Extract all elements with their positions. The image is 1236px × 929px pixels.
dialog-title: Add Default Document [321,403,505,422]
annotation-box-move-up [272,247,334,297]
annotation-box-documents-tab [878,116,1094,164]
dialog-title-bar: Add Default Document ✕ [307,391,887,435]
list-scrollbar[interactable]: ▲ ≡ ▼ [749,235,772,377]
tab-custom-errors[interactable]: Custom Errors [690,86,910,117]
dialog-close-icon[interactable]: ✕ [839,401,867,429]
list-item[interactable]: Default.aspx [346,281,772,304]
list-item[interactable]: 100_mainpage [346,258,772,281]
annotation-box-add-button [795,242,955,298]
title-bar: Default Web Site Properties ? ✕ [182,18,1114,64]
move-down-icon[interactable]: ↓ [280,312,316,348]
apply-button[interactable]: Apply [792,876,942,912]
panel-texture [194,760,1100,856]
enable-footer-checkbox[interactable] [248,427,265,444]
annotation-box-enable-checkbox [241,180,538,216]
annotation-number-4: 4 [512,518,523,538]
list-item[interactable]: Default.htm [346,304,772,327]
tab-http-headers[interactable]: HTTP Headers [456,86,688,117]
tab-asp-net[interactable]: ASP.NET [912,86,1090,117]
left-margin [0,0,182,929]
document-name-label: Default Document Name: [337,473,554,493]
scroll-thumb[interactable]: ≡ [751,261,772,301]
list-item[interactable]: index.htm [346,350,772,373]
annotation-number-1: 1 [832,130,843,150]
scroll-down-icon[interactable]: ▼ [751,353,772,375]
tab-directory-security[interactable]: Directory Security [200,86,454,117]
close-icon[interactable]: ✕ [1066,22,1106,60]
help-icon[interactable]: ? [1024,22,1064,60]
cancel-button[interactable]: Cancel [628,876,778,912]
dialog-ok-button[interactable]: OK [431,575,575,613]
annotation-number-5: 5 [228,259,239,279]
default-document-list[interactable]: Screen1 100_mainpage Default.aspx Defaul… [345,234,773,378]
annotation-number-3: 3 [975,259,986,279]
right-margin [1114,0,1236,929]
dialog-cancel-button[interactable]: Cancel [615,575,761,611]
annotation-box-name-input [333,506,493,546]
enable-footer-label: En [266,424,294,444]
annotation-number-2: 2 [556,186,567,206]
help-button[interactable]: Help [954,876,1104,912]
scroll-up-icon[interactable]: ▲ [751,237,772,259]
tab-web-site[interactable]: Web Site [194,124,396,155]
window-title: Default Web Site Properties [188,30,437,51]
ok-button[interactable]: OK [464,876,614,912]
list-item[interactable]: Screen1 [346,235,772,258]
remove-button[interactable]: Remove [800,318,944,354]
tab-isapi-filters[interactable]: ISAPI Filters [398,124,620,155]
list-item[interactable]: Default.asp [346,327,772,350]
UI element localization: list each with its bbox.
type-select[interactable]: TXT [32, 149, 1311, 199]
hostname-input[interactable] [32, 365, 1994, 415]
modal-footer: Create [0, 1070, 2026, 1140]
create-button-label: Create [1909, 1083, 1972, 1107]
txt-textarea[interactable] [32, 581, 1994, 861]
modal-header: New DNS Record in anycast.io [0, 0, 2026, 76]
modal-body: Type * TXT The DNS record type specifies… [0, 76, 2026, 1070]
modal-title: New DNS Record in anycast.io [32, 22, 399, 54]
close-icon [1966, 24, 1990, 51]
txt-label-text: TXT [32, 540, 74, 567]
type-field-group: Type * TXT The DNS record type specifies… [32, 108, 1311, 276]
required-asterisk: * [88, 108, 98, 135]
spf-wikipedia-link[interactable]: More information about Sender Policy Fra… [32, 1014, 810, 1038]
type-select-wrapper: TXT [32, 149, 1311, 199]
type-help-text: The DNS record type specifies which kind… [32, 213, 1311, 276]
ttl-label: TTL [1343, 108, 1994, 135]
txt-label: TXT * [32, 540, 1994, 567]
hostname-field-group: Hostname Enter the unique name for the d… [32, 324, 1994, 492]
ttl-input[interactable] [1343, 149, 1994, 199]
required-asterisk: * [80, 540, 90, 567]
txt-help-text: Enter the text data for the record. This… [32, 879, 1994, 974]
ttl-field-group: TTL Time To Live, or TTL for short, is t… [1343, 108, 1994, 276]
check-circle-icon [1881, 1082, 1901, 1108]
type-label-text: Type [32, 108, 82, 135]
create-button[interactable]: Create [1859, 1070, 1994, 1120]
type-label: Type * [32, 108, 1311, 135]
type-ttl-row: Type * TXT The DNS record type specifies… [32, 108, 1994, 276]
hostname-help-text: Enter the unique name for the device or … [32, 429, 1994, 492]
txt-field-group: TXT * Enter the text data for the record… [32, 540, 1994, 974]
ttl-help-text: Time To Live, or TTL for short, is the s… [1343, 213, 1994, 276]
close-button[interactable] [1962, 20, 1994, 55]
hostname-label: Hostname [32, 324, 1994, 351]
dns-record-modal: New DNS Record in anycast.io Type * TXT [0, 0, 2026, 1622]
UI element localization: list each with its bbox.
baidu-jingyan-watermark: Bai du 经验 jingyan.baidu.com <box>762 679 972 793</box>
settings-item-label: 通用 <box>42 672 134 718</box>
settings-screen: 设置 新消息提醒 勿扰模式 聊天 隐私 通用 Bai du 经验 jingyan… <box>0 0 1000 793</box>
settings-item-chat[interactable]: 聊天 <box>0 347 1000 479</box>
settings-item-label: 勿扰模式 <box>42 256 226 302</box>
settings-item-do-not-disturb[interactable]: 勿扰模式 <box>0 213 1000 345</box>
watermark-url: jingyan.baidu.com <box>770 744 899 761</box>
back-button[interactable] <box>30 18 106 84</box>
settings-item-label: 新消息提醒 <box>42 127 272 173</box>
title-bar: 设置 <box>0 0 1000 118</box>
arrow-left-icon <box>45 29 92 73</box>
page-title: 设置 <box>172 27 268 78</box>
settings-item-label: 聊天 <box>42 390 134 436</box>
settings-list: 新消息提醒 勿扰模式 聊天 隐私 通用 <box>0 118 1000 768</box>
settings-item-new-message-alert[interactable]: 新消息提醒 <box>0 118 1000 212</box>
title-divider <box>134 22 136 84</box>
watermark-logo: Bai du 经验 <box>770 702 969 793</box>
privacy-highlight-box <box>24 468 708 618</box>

▬▬▬

> What the task asks
Copy every one of the rows above word for word, with each line unchanged.

> Expected answer
Extract all elements with their positions. The image is 1236px × 929px pixels.
dialog-title: Add Default Document [321,403,505,422]
annotation-box-move-up [272,247,334,297]
annotation-box-documents-tab [878,116,1094,164]
dialog-title-bar: Add Default Document ✕ [307,391,887,435]
list-scrollbar[interactable]: ▲ ≡ ▼ [749,235,772,377]
tab-custom-errors[interactable]: Custom Errors [690,86,910,117]
dialog-close-icon[interactable]: ✕ [839,401,867,429]
list-item[interactable]: Default.aspx [346,281,772,304]
list-item[interactable]: 100_mainpage [346,258,772,281]
annotation-box-add-button [795,242,955,298]
title-bar: Default Web Site Properties ? ✕ [182,18,1114,64]
move-down-icon[interactable]: ↓ [280,312,316,348]
apply-button[interactable]: Apply [792,876,942,912]
panel-texture [194,760,1100,856]
enable-footer-checkbox[interactable] [248,427,265,444]
annotation-box-enable-checkbox [241,180,538,216]
annotation-number-4: 4 [512,518,523,538]
list-item[interactable]: Default.htm [346,304,772,327]
tab-http-headers[interactable]: HTTP Headers [456,86,688,117]
tab-asp-net[interactable]: ASP.NET [912,86,1090,117]
left-margin [0,0,182,929]
document-name-label: Default Document Name: [337,473,554,493]
scroll-thumb[interactable]: ≡ [751,261,772,301]
list-item[interactable]: index.htm [346,350,772,373]
annotation-number-1: 1 [832,130,843,150]
scroll-down-icon[interactable]: ▼ [751,353,772,375]
tab-directory-security[interactable]: Directory Security [200,86,454,117]
close-icon[interactable]: ✕ [1066,22,1106,60]
help-icon[interactable]: ? [1024,22,1064,60]
cancel-button[interactable]: Cancel [628,876,778,912]
dialog-ok-button[interactable]: OK [431,575,575,613]
annotation-number-5: 5 [228,259,239,279]
default-document-list[interactable]: Screen1 100_mainpage Default.aspx Defaul… [345,234,773,378]
annotation-number-3: 3 [975,259,986,279]
right-margin [1114,0,1236,929]
dialog-cancel-button[interactable]: Cancel [615,575,761,611]
annotation-box-name-input [333,506,493,546]
enable-footer-label: En [266,424,294,444]
annotation-number-2: 2 [556,186,567,206]
help-button[interactable]: Help [954,876,1104,912]
scroll-up-icon[interactable]: ▲ [751,237,772,259]
tab-web-site[interactable]: Web Site [194,124,396,155]
window-title: Default Web Site Properties [188,30,437,51]
ok-button[interactable]: OK [464,876,614,912]
list-item[interactable]: Screen1 [346,235,772,258]
remove-button[interactable]: Remove [800,318,944,354]
tab-isapi-filters[interactable]: ISAPI Filters [398,124,620,155]
list-item[interactable]: Default.asp [346,327,772,350]
UI element localization: list each with its bbox.
type-select[interactable]: TXT [32, 149, 1311, 199]
hostname-input[interactable] [32, 365, 1994, 415]
modal-footer: Create [0, 1070, 2026, 1140]
create-button-label: Create [1909, 1083, 1972, 1107]
txt-textarea[interactable] [32, 581, 1994, 861]
modal-header: New DNS Record in anycast.io [0, 0, 2026, 76]
modal-body: Type * TXT The DNS record type specifies… [0, 76, 2026, 1070]
modal-title: New DNS Record in anycast.io [32, 22, 399, 54]
close-icon [1966, 24, 1990, 51]
txt-label-text: TXT [32, 540, 74, 567]
type-field-group: Type * TXT The DNS record type specifies… [32, 108, 1311, 276]
required-asterisk: * [88, 108, 98, 135]
spf-wikipedia-link[interactable]: More information about Sender Policy Fra… [32, 1014, 810, 1038]
type-select-wrapper: TXT [32, 149, 1311, 199]
type-help-text: The DNS record type specifies which kind… [32, 213, 1311, 276]
ttl-label: TTL [1343, 108, 1994, 135]
txt-label: TXT * [32, 540, 1994, 567]
hostname-field-group: Hostname Enter the unique name for the d… [32, 324, 1994, 492]
ttl-input[interactable] [1343, 149, 1994, 199]
required-asterisk: * [80, 540, 90, 567]
txt-help-text: Enter the text data for the record. This… [32, 879, 1994, 974]
ttl-field-group: TTL Time To Live, or TTL for short, is t… [1343, 108, 1994, 276]
check-circle-icon [1881, 1082, 1901, 1108]
type-label-text: Type [32, 108, 82, 135]
create-button[interactable]: Create [1859, 1070, 1994, 1120]
type-label: Type * [32, 108, 1311, 135]
type-ttl-row: Type * TXT The DNS record type specifies… [32, 108, 1994, 276]
hostname-help-text: Enter the unique name for the device or … [32, 429, 1994, 492]
txt-field-group: TXT * Enter the text data for the record… [32, 540, 1994, 974]
ttl-help-text: Time To Live, or TTL for short, is the s… [1343, 213, 1994, 276]
close-button[interactable] [1962, 20, 1994, 55]
hostname-label: Hostname [32, 324, 1994, 351]
dns-record-modal: New DNS Record in anycast.io Type * TXT [0, 0, 2026, 1622]
UI element localization: list each with its bbox.
baidu-jingyan-watermark: Bai du 经验 jingyan.baidu.com <box>762 679 972 793</box>
settings-item-label: 通用 <box>42 672 134 718</box>
settings-screen: 设置 新消息提醒 勿扰模式 聊天 隐私 通用 Bai du 经验 jingyan… <box>0 0 1000 793</box>
settings-item-chat[interactable]: 聊天 <box>0 347 1000 479</box>
settings-item-label: 勿扰模式 <box>42 256 226 302</box>
settings-item-do-not-disturb[interactable]: 勿扰模式 <box>0 213 1000 345</box>
watermark-url: jingyan.baidu.com <box>770 744 899 761</box>
back-button[interactable] <box>30 18 106 84</box>
settings-item-label: 新消息提醒 <box>42 127 272 173</box>
title-bar: 设置 <box>0 0 1000 118</box>
arrow-left-icon <box>45 29 92 73</box>
page-title: 设置 <box>172 27 268 78</box>
settings-item-label: 聊天 <box>42 390 134 436</box>
settings-list: 新消息提醒 勿扰模式 聊天 隐私 通用 <box>0 118 1000 768</box>
settings-item-new-message-alert[interactable]: 新消息提醒 <box>0 118 1000 212</box>
title-divider <box>134 22 136 84</box>
watermark-logo: Bai du 经验 <box>770 702 969 793</box>
privacy-highlight-box <box>24 468 708 618</box>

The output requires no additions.